Written request:
Give every line from the entries that contains "sunitinib".

Dataset records:
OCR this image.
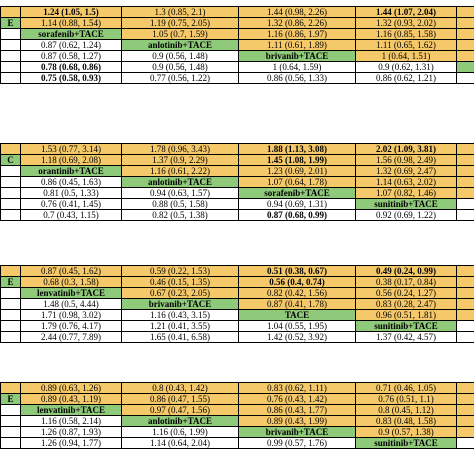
	1.24 (1.05, 1.5)	1.3 (0.85, 2.1)	1.44 (0.98, 2.26)	1.44 (1.07, 2.04)	
E	1.14 (0.88, 1.54)	1.19 (0.75, 2.05)	1.32 (0.86, 2.26)	1.32 (0.93, 2.02)	
	sorafenib+TACE	1.05 (0.7, 1.59)	1.16 (0.86, 1.97)	1.16 (0.85, 1.58)	
	0.87 (0.62, 1.24)	anlotinib+TACE	1.11 (0.61, 1.89)	1.11 (0.65, 1.62)	
	0.87 (0.58, 1.27)	0.9 (0.56, 1.48)	brivanib+TACE	1 (0.64, 1.51)	
	0.78 (0.68, 0.86)	0.9 (0.56, 1.48)	1 (0.64, 1.59)	0.9 (0.62, 1.31)	
	0.75 (0.58, 0.93)	0.77 (0.56, 1.22)	0.86 (0.56, 1.33)	0.86 (0.62, 1.21)	
	1.53 (0.77, 3.14)	1.78 (0.96, 3.43)	1.88 (1.13, 3.08)	2.02 (1.09, 3.81)	
C	1.18 (0.69, 2.08)	1.37 (0.9, 2.29)	1.45 (1.08, 1.99)	1.56 (0.98, 2.49)	
	orantinib+TACE	1.16 (0.61, 2.22)	1.23 (0.69, 2.01)	1.32 (0.69, 2.47)	
	0.86 (0.45, 1.63)	anlotinib+TACE	1.07 (0.64, 1.78)	1.14 (0.63, 2.02)	
	0.81 (0.5, 1.33)	0.94 (0.63, 1.57)	sorafenib+TACE	1.07 (0.82, 1.46)	
	0.76 (0.41, 1.45)	0.88 (0.5, 1.58)	0.94 (0.69, 1.31)	sunitinib+TACE	
	0.7 (0.43, 1.15)	0.82 (0.5, 1.38)	0.87 (0.68, 0.99)	0.92 (0.69, 1.22)	
	0.87 (0.45, 1.62)	0.59 (0.22, 1.53)	0.51 (0.38, 0.67)	0.49 (0.24, 0.99)	
E	0.68 (0.3, 1.58)	0.46 (0.15, 1.35)	0.56 (0.4, 0.74)	0.38 (0.17, 0.84)	
	lenvatinib+TACE	0.67 (0.23, 2.05)	0.82 (0.42, 1.56)	0.56 (0.24, 1.27)	
	1.48 (0.5, 4.44)	brivanib+TACE	0.87 (0.41, 1.78)	0.83 (0.28, 2.47)	
	1.71 (0.98, 3.02)	1.16 (0.43, 3.15)	TACE	0.96 (0.51, 1.81)	
	1.79 (0.76, 4.17)	1.21 (0.41, 3.55)	1.04 (0.55, 1.95)	sunitinib+TACE	
	2.44 (0.77, 7.89)	1.65 (0.41, 6.58)	1.42 (0.52, 3.92)	1.37 (0.42, 4.57)	
	0.89 (0.63, 1.26)	0.8 (0.43, 1.42)	0.83 (0.62, 1.11)	0.71 (0.46, 1.05)	
E	0.89 (0.43, 1.19)	0.86 (0.47, 1.55)	0.76 (0.43, 1.42)	0.76 (0.51, 1.1)	
	lenvatinib+TACE	0.97 (0.47, 1.56)	0.86 (0.43, 1.77)	0.8 (0.45, 1.12)	
	1.16 (0.58, 2.14)	anlotinib+TACE	0.89 (0.43, 1.99)	0.83 (0.48, 1.58)	
	1.26 (0.87, 1.93)	1.16 (0.6, 1.99)	brivanib+TACE	0.9 (0.57, 1.38)	
	1.26 (0.94, 1.77)	1.14 (0.64, 2.04)	0.99 (0.57, 1.76)	sunitinib+TACE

Complete output:
	0.76 (0.41, 1.45)	0.88 (0.5, 1.58)	0.94 (0.69, 1.31)	sunitinib+TACE	
	1.79 (0.76, 4.17)	1.21 (0.41, 3.55)	1.04 (0.55, 1.95)	sunitinib+TACE	
	1.26 (0.94, 1.77)	1.14 (0.64, 2.04)	0.99 (0.57, 1.76)	sunitinib+TACE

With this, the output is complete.